◆ AIM
Filter the data for lines with the word "JSON", then copy every line so identified.

[START SUPPLIED MATERIAL]

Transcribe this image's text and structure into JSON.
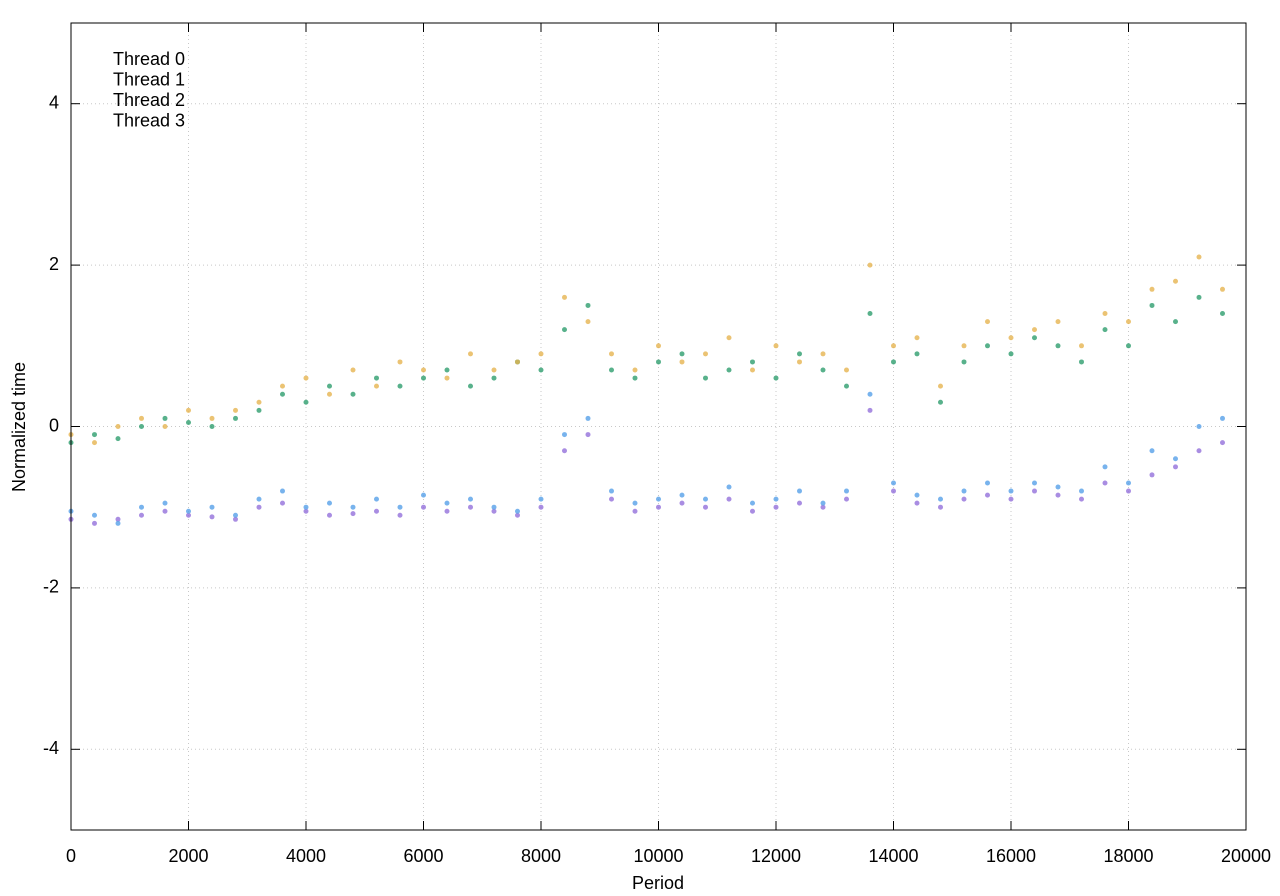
{
  "chart_data": {
    "type": "scatter",
    "x_label": "Period",
    "y_label": "Normalized time",
    "xlim": [
      0,
      20000
    ],
    "ylim": [
      -5,
      5
    ],
    "xticks": [
      0,
      2000,
      4000,
      6000,
      8000,
      10000,
      12000,
      14000,
      16000,
      18000,
      20000
    ],
    "yticks": [
      -4,
      -2,
      0,
      2,
      4
    ],
    "grid": true,
    "legend": "top-left",
    "x": [
      0,
      400,
      800,
      1200,
      1600,
      2000,
      2400,
      2800,
      3200,
      3600,
      4000,
      4400,
      4800,
      5200,
      5600,
      6000,
      6400,
      6800,
      7200,
      7600,
      8000,
      8400,
      8800,
      9200,
      9600,
      10000,
      10400,
      10800,
      11200,
      11600,
      12000,
      12400,
      12800,
      13200,
      13600,
      14000,
      14400,
      14800,
      15200,
      15600,
      16000,
      16400,
      16800,
      17200,
      17600,
      18000,
      18400,
      18800,
      19200,
      19600
    ],
    "series": [
      {
        "name": "Thread 0",
        "color": "#9370db",
        "values": [
          -1.15,
          -1.2,
          -1.15,
          -1.1,
          -1.05,
          -1.1,
          -1.12,
          -1.15,
          -1.0,
          -0.95,
          -1.05,
          -1.1,
          -1.08,
          -1.05,
          -1.1,
          -1.0,
          -1.05,
          -1.0,
          -1.05,
          -1.1,
          -1.0,
          -0.3,
          -0.1,
          -0.9,
          -1.05,
          -1.0,
          -0.95,
          -1.0,
          -0.9,
          -1.05,
          -1.0,
          -0.95,
          -1.0,
          -0.9,
          0.2,
          -0.8,
          -0.95,
          -1.0,
          -0.9,
          -0.85,
          -0.9,
          -0.8,
          -0.85,
          -0.9,
          -0.7,
          -0.8,
          -0.6,
          -0.5,
          -0.3,
          -0.2
        ]
      },
      {
        "name": "Thread 1",
        "color": "#2e9e6e",
        "values": [
          -0.2,
          -0.1,
          -0.15,
          0.0,
          0.1,
          0.05,
          0.0,
          0.1,
          0.2,
          0.4,
          0.3,
          0.5,
          0.4,
          0.6,
          0.5,
          0.6,
          0.7,
          0.5,
          0.6,
          0.8,
          0.7,
          1.2,
          1.5,
          0.7,
          0.6,
          0.8,
          0.9,
          0.6,
          0.7,
          0.8,
          0.6,
          0.9,
          0.7,
          0.5,
          1.4,
          0.8,
          0.9,
          0.3,
          0.8,
          1.0,
          0.9,
          1.1,
          1.0,
          0.8,
          1.2,
          1.0,
          1.5,
          1.3,
          1.6,
          1.4
        ]
      },
      {
        "name": "Thread 2",
        "color": "#56a0e9",
        "values": [
          -1.05,
          -1.1,
          -1.2,
          -1.0,
          -0.95,
          -1.05,
          -1.0,
          -1.1,
          -0.9,
          -0.8,
          -1.0,
          -0.95,
          -1.0,
          -0.9,
          -1.0,
          -0.85,
          -0.95,
          -0.9,
          -1.0,
          -1.05,
          -0.9,
          -0.1,
          0.1,
          -0.8,
          -0.95,
          -0.9,
          -0.85,
          -0.9,
          -0.75,
          -0.95,
          -0.9,
          -0.8,
          -0.95,
          -0.8,
          0.4,
          -0.7,
          -0.85,
          -0.9,
          -0.8,
          -0.7,
          -0.8,
          -0.7,
          -0.75,
          -0.8,
          -0.5,
          -0.7,
          -0.3,
          -0.4,
          0.0,
          0.1
        ]
      },
      {
        "name": "Thread 3",
        "color": "#e6b450",
        "values": [
          -0.1,
          -0.2,
          0.0,
          0.1,
          0.0,
          0.2,
          0.1,
          0.2,
          0.3,
          0.5,
          0.6,
          0.4,
          0.7,
          0.5,
          0.8,
          0.7,
          0.6,
          0.9,
          0.7,
          0.8,
          0.9,
          1.6,
          1.3,
          0.9,
          0.7,
          1.0,
          0.8,
          0.9,
          1.1,
          0.7,
          1.0,
          0.8,
          0.9,
          0.7,
          2.0,
          1.0,
          1.1,
          0.5,
          1.0,
          1.3,
          1.1,
          1.2,
          1.3,
          1.0,
          1.4,
          1.3,
          1.7,
          1.8,
          2.1,
          1.7
        ]
      }
    ]
  }
}
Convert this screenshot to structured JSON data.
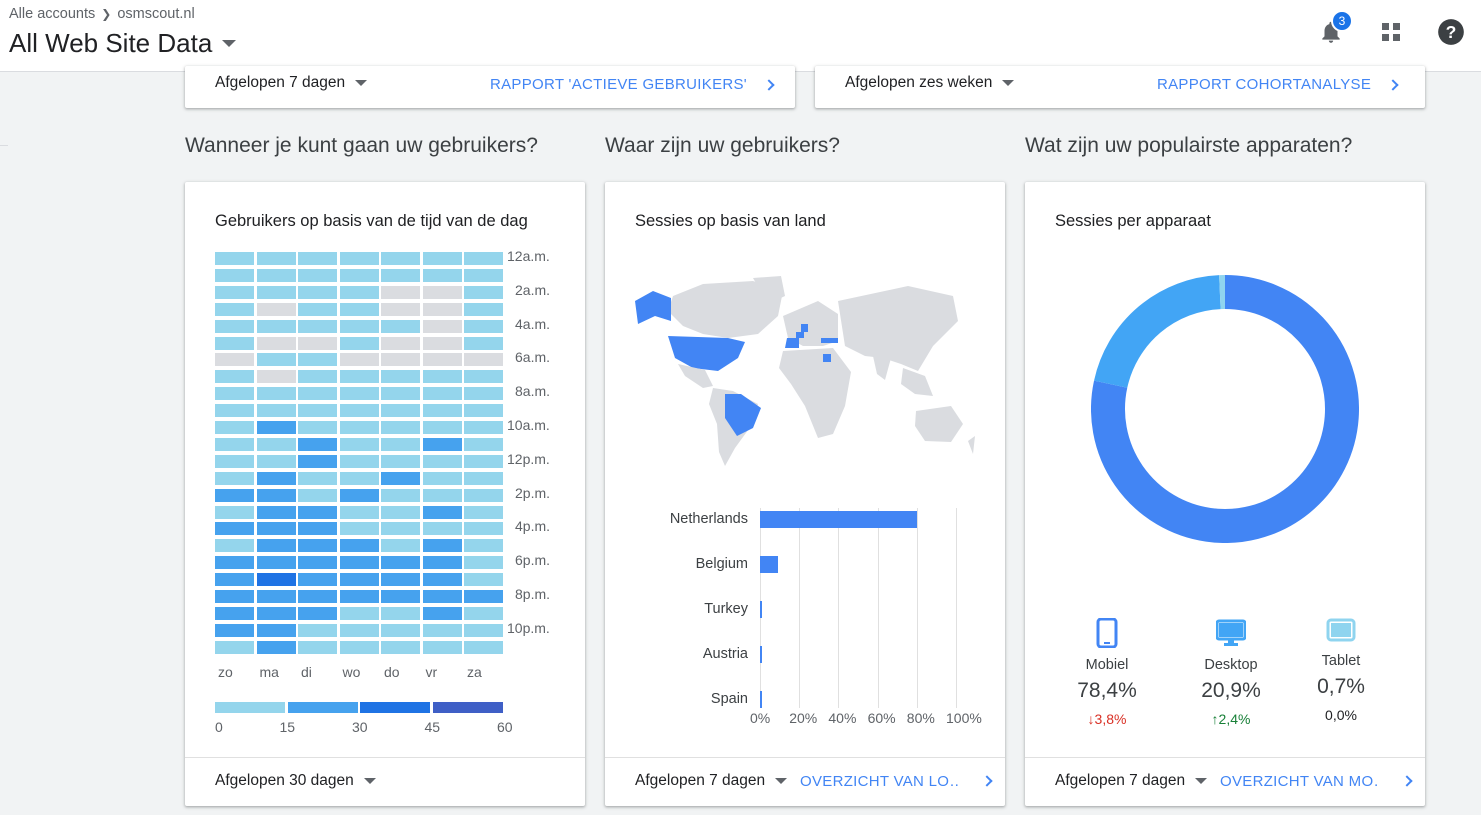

[END SUPPLIED MATERIAL]

◆ OUTPUT
Transcribe this image's text and structure into JSON.
Convert this screenshot to structured JSON data.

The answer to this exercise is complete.